What is being asked: Skip the images and return the records below exactly.

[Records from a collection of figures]
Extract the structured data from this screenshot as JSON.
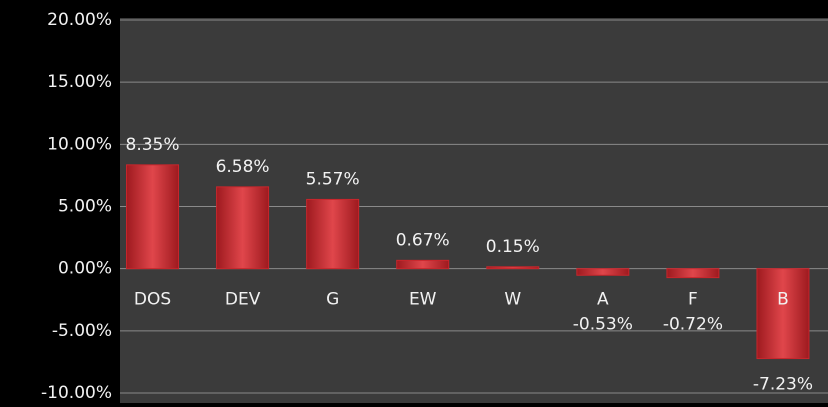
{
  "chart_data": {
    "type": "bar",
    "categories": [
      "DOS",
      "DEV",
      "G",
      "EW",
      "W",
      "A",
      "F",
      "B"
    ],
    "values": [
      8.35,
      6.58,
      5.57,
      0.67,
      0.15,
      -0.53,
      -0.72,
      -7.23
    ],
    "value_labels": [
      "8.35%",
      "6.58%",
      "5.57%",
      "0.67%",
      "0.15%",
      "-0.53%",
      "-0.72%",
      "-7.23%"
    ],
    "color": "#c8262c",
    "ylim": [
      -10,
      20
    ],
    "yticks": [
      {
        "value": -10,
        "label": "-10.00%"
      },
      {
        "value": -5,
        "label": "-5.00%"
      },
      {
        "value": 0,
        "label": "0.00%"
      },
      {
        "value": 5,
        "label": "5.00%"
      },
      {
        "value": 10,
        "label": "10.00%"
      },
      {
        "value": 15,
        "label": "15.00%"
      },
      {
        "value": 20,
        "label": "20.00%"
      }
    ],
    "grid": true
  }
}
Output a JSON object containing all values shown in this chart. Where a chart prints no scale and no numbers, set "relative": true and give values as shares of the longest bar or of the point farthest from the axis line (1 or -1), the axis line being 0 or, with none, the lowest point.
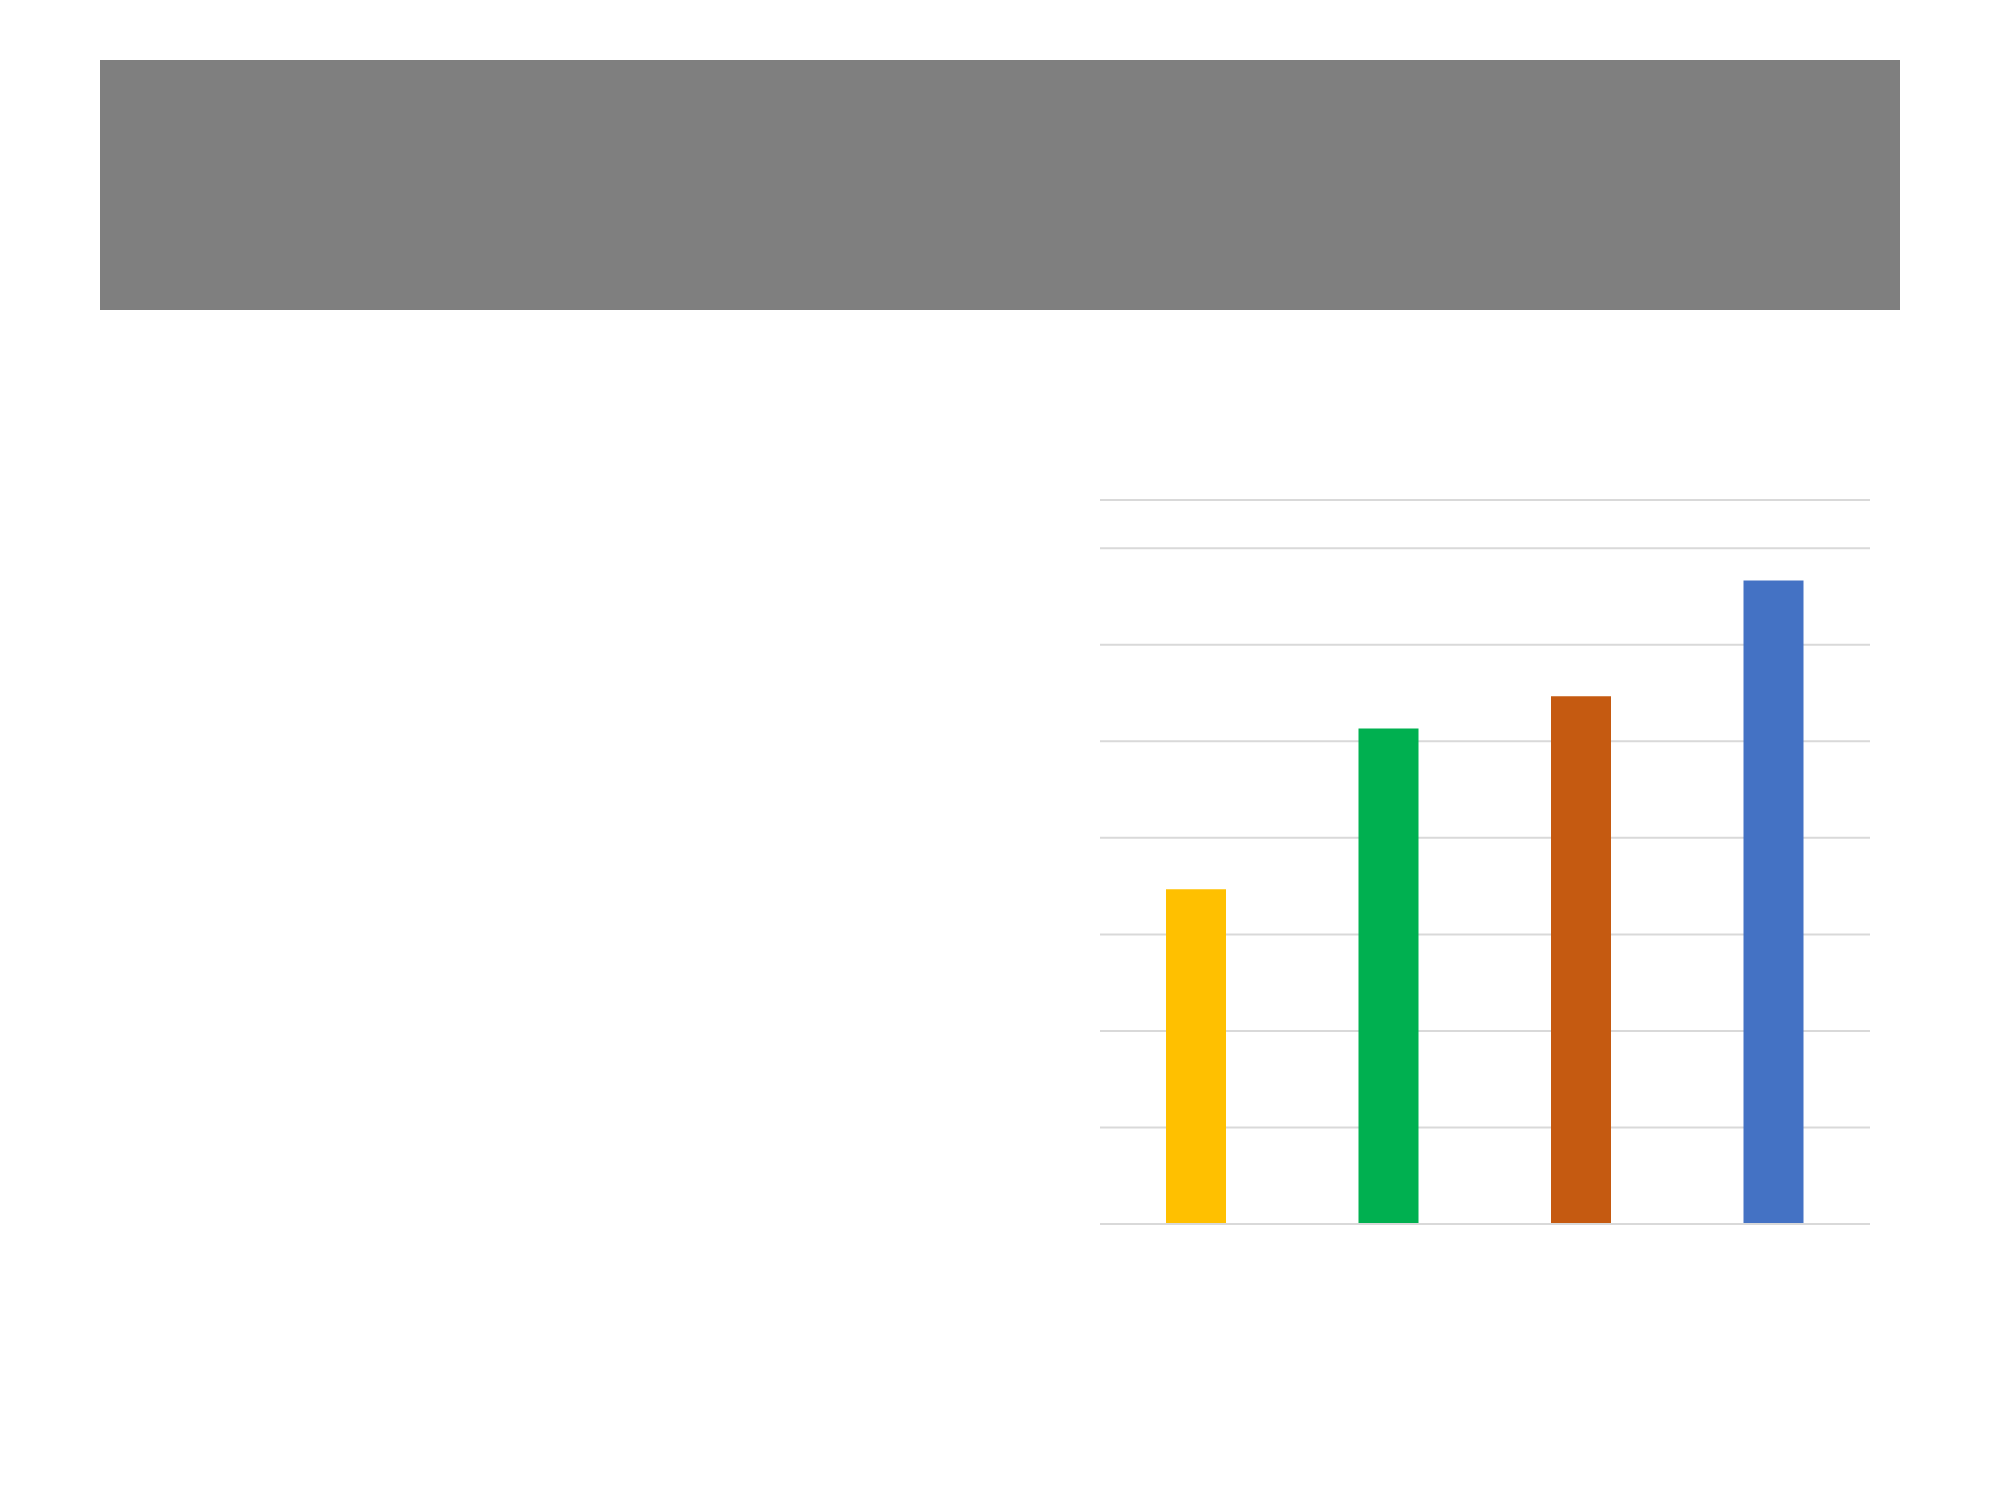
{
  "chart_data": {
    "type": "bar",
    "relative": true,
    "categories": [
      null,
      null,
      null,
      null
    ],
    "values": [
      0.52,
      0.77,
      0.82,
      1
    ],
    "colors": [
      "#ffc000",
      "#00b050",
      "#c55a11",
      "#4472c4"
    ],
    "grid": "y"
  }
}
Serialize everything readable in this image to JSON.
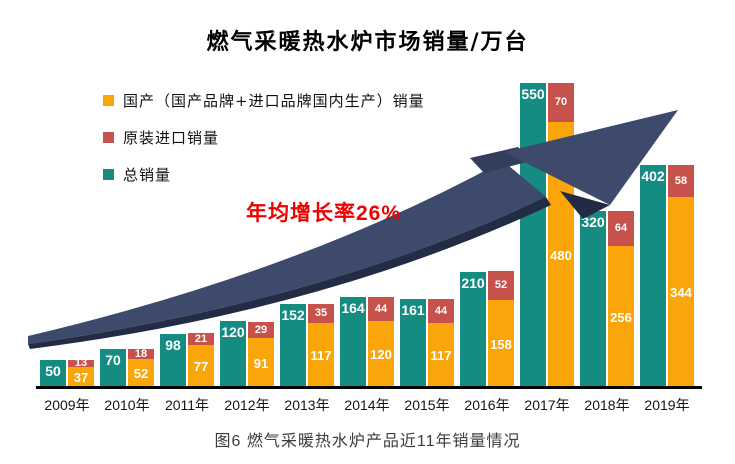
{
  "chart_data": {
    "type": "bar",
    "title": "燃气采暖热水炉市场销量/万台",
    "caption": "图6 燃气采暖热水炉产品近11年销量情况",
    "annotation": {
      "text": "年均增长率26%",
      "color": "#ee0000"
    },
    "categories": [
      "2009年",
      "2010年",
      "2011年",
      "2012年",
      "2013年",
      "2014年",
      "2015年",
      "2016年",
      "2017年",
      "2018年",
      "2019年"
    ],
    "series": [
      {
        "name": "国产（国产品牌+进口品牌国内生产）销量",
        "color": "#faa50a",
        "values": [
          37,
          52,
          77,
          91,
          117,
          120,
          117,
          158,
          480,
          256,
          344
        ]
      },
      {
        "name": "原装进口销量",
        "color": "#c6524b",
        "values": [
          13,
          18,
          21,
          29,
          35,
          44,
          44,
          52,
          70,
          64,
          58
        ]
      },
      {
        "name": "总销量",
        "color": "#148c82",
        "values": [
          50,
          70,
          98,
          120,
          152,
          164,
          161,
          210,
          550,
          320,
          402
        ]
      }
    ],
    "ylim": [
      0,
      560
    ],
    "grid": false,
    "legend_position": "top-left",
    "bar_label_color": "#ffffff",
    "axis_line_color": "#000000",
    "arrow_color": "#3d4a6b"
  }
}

Task response:
Extract the structured data from this screenshot as JSON.
{
  "chart_data": {
    "type": "bar",
    "categories": [
      "DOS",
      "DEV",
      "G",
      "EW",
      "W",
      "A",
      "F",
      "B"
    ],
    "values": [
      8.35,
      6.58,
      5.57,
      0.67,
      0.15,
      -0.53,
      -0.72,
      -7.23
    ],
    "value_labels": [
      "8.35%",
      "6.58%",
      "5.57%",
      "0.67%",
      "0.15%",
      "-0.53%",
      "-0.72%",
      "-7.23%"
    ],
    "color": "#c8262c",
    "ylim": [
      -10,
      20
    ],
    "yticks": [
      {
        "value": -10,
        "label": "-10.00%"
      },
      {
        "value": -5,
        "label": "-5.00%"
      },
      {
        "value": 0,
        "label": "0.00%"
      },
      {
        "value": 5,
        "label": "5.00%"
      },
      {
        "value": 10,
        "label": "10.00%"
      },
      {
        "value": 15,
        "label": "15.00%"
      },
      {
        "value": 20,
        "label": "20.00%"
      }
    ],
    "grid": true
  }
}
Output a JSON object containing all values shown in this chart. Where a chart prints no scale and no numbers, set "relative": true and give values as shares of the longest bar or of the point farthest from the axis line (1 or -1), the axis line being 0 or, with none, the lowest point.
{
  "chart_data": {
    "type": "bar",
    "relative": true,
    "categories": [
      null,
      null,
      null,
      null
    ],
    "values": [
      0.52,
      0.77,
      0.82,
      1
    ],
    "colors": [
      "#ffc000",
      "#00b050",
      "#c55a11",
      "#4472c4"
    ],
    "grid": "y"
  }
}
Serialize everything readable in this image to JSON.
{
  "chart_data": {
    "type": "bar",
    "title": "燃气采暖热水炉市场销量/万台",
    "caption": "图6 燃气采暖热水炉产品近11年销量情况",
    "annotation": {
      "text": "年均增长率26%",
      "color": "#ee0000"
    },
    "categories": [
      "2009年",
      "2010年",
      "2011年",
      "2012年",
      "2013年",
      "2014年",
      "2015年",
      "2016年",
      "2017年",
      "2018年",
      "2019年"
    ],
    "series": [
      {
        "name": "国产（国产品牌+进口品牌国内生产）销量",
        "color": "#faa50a",
        "values": [
          37,
          52,
          77,
          91,
          117,
          120,
          117,
          158,
          480,
          256,
          344
        ]
      },
      {
        "name": "原装进口销量",
        "color": "#c6524b",
        "values": [
          13,
          18,
          21,
          29,
          35,
          44,
          44,
          52,
          70,
          64,
          58
        ]
      },
      {
        "name": "总销量",
        "color": "#148c82",
        "values": [
          50,
          70,
          98,
          120,
          152,
          164,
          161,
          210,
          550,
          320,
          402
        ]
      }
    ],
    "ylim": [
      0,
      560
    ],
    "grid": false,
    "legend_position": "top-left",
    "bar_label_color": "#ffffff",
    "axis_line_color": "#000000",
    "arrow_color": "#3d4a6b"
  }
}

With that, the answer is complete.